**SET EXERCISE**
Which lines hold the word "Group"? Copy each of them from the material.

>> Begin SOURCE DATA

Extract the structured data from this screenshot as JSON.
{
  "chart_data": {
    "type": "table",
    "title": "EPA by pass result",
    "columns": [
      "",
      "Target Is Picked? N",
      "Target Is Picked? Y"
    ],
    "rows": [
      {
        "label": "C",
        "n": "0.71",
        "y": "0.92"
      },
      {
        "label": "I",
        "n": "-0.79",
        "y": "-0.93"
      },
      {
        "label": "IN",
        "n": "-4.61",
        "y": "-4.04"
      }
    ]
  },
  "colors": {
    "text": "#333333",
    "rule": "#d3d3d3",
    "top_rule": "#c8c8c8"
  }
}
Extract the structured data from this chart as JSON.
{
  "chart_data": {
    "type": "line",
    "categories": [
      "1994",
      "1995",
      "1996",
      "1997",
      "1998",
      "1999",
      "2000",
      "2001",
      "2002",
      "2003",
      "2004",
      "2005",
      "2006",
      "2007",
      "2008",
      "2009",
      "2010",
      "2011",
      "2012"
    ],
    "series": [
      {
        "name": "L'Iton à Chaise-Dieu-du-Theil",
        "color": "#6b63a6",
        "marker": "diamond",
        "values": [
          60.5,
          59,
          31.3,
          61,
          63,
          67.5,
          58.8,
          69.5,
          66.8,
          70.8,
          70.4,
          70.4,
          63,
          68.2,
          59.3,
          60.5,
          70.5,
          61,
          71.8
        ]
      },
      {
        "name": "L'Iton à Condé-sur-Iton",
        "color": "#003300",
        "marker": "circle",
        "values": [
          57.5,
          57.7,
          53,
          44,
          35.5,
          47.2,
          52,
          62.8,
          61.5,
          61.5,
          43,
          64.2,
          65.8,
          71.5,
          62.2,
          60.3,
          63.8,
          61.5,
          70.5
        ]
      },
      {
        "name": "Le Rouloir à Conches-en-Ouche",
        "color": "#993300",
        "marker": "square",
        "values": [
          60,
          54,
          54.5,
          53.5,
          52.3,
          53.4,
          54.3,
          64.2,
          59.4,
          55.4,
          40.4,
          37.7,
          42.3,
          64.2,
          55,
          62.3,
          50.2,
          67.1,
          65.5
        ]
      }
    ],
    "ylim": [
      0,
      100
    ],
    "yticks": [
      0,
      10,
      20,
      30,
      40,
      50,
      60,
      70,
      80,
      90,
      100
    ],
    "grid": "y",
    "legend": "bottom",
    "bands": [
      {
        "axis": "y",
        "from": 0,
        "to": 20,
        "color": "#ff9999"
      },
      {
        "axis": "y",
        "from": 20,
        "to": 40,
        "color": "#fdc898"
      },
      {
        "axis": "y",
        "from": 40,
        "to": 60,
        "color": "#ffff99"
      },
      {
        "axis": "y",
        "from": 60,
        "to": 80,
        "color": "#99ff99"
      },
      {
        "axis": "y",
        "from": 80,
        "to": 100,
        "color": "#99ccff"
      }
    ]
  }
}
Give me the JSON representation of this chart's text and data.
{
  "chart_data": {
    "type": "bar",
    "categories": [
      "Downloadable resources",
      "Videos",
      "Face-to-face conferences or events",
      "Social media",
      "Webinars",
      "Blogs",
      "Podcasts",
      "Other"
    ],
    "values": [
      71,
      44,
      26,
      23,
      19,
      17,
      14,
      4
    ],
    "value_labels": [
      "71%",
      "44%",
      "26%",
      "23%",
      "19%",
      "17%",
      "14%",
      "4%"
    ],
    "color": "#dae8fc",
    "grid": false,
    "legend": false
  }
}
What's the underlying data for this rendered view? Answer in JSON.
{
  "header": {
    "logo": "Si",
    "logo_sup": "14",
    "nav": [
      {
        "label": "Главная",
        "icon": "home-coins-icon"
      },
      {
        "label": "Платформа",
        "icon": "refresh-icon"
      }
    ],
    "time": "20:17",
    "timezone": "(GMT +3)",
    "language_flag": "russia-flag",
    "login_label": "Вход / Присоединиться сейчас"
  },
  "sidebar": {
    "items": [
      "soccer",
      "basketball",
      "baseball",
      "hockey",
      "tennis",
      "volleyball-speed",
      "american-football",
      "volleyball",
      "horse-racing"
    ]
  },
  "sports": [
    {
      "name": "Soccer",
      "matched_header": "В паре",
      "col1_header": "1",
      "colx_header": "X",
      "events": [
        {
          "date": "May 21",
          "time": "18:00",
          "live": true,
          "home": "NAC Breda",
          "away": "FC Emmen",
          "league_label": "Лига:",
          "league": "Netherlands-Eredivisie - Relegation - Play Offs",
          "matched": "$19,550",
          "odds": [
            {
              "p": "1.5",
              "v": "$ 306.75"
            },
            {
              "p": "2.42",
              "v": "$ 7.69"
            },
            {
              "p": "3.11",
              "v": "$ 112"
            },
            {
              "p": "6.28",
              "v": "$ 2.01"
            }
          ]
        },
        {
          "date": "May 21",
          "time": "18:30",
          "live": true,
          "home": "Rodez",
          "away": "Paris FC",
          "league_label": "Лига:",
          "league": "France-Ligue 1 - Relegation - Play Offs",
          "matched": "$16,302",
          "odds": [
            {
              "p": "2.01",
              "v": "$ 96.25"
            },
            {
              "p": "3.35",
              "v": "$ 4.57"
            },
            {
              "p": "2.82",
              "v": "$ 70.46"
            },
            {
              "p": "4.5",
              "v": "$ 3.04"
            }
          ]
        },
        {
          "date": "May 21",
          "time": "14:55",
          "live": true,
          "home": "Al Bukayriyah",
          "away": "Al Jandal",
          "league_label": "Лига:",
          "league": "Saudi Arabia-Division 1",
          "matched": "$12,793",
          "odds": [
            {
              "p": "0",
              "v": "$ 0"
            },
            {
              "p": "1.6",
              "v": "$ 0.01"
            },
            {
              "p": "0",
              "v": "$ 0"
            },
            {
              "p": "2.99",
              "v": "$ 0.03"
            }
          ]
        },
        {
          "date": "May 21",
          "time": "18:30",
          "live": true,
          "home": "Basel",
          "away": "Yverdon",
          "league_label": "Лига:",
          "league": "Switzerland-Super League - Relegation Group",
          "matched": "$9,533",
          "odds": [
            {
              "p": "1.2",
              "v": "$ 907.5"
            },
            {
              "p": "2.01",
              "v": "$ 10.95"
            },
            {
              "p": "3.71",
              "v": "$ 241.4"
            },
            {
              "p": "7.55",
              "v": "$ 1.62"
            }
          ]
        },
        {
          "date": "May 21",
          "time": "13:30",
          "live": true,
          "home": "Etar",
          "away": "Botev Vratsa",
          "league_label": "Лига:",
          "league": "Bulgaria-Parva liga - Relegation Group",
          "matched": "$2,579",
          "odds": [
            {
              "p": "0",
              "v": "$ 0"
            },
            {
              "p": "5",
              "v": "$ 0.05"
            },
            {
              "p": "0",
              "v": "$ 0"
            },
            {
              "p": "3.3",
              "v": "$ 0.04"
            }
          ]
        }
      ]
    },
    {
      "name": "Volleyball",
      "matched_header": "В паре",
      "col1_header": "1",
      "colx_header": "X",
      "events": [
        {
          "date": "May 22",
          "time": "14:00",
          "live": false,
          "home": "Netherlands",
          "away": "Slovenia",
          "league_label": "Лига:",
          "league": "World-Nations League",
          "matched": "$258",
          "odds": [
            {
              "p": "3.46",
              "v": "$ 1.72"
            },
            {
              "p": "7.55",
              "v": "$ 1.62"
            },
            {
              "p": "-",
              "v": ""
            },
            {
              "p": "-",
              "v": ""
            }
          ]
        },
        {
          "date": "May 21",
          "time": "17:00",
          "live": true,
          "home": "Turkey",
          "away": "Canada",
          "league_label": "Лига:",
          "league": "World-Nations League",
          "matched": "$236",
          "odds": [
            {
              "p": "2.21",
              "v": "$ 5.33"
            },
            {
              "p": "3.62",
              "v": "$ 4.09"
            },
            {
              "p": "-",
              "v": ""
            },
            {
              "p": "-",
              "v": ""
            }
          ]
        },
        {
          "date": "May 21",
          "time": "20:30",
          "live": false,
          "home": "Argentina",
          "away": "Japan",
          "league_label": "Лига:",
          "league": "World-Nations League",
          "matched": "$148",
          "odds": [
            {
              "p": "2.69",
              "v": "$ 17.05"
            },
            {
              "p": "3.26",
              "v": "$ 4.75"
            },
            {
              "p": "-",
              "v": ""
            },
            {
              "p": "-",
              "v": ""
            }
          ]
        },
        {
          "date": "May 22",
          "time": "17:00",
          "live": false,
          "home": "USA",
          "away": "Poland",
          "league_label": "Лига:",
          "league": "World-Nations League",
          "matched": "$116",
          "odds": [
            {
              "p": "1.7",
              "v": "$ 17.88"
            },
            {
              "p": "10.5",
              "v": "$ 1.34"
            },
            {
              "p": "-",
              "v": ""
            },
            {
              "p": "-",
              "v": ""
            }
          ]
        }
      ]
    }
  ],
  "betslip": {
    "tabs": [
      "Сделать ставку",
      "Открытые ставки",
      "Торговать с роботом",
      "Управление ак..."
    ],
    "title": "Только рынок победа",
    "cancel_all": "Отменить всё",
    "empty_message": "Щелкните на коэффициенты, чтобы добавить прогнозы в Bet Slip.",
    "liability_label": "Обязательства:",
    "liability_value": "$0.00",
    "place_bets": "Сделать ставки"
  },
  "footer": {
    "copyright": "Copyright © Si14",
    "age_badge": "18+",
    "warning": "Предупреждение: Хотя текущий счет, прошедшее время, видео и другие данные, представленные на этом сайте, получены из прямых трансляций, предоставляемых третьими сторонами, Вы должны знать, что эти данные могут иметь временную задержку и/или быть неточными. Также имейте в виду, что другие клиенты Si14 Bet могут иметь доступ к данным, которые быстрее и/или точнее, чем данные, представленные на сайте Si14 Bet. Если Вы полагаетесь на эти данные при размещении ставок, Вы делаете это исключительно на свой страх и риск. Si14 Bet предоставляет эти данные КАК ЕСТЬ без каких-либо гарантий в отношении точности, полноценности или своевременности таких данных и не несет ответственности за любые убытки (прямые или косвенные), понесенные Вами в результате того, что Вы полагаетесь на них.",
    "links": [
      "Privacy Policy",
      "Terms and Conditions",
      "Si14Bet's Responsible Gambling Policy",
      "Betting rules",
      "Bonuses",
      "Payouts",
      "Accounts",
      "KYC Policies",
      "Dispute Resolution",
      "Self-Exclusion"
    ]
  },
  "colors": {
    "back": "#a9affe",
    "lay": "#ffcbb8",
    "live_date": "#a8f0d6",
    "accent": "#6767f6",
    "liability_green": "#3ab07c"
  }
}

>> End SOURCE DATA

**REPLY TO THE TASK**
          "league": "Switzerland-Super League - Relegation Group",
          "league": "Bulgaria-Parva liga - Relegation Group",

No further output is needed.